**TASK:**
Search the material below for the string "JSON" and extract each line that has it.

**INPUT MATERIAL:**
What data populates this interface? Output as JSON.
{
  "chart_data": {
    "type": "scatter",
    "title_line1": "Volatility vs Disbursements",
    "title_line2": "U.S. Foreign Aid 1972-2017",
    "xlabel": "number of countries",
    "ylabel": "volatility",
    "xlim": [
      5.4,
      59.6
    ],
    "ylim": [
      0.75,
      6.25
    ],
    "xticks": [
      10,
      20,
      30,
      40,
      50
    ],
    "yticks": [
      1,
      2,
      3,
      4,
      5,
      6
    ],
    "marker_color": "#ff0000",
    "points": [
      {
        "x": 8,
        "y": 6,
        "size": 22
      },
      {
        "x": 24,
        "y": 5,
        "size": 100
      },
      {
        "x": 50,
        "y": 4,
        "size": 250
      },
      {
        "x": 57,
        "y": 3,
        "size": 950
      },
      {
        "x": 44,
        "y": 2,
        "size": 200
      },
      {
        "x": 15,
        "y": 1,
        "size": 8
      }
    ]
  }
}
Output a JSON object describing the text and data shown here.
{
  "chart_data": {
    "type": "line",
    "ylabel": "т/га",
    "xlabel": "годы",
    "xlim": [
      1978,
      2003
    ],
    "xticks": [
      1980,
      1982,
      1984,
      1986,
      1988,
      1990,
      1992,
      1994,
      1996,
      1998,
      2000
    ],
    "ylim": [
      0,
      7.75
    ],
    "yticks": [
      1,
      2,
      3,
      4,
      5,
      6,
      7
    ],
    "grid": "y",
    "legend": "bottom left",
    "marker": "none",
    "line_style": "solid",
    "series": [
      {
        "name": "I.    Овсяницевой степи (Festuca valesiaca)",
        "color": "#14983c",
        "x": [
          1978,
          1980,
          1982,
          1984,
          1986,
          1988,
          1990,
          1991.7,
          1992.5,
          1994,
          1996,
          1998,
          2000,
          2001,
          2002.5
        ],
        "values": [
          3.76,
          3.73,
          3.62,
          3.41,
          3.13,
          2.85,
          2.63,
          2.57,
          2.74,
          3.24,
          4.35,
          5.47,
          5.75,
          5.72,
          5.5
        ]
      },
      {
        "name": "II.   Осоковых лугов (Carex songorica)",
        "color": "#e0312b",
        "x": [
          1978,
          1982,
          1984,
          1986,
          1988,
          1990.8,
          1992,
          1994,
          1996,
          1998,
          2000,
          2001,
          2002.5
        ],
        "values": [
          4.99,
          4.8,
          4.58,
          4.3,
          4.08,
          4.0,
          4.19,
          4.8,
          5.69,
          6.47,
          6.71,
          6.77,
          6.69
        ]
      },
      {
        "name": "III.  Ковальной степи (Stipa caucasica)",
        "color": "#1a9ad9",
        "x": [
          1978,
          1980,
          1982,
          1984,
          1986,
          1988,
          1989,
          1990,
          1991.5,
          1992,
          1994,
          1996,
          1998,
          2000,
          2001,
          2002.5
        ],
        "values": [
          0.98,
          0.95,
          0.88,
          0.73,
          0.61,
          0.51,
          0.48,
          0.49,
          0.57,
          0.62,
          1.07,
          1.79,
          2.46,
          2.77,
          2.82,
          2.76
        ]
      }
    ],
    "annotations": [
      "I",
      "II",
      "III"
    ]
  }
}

**COMPLETED TASK:**
What data populates this interface? Output as JSON.
Output a JSON object describing the text and data shown here.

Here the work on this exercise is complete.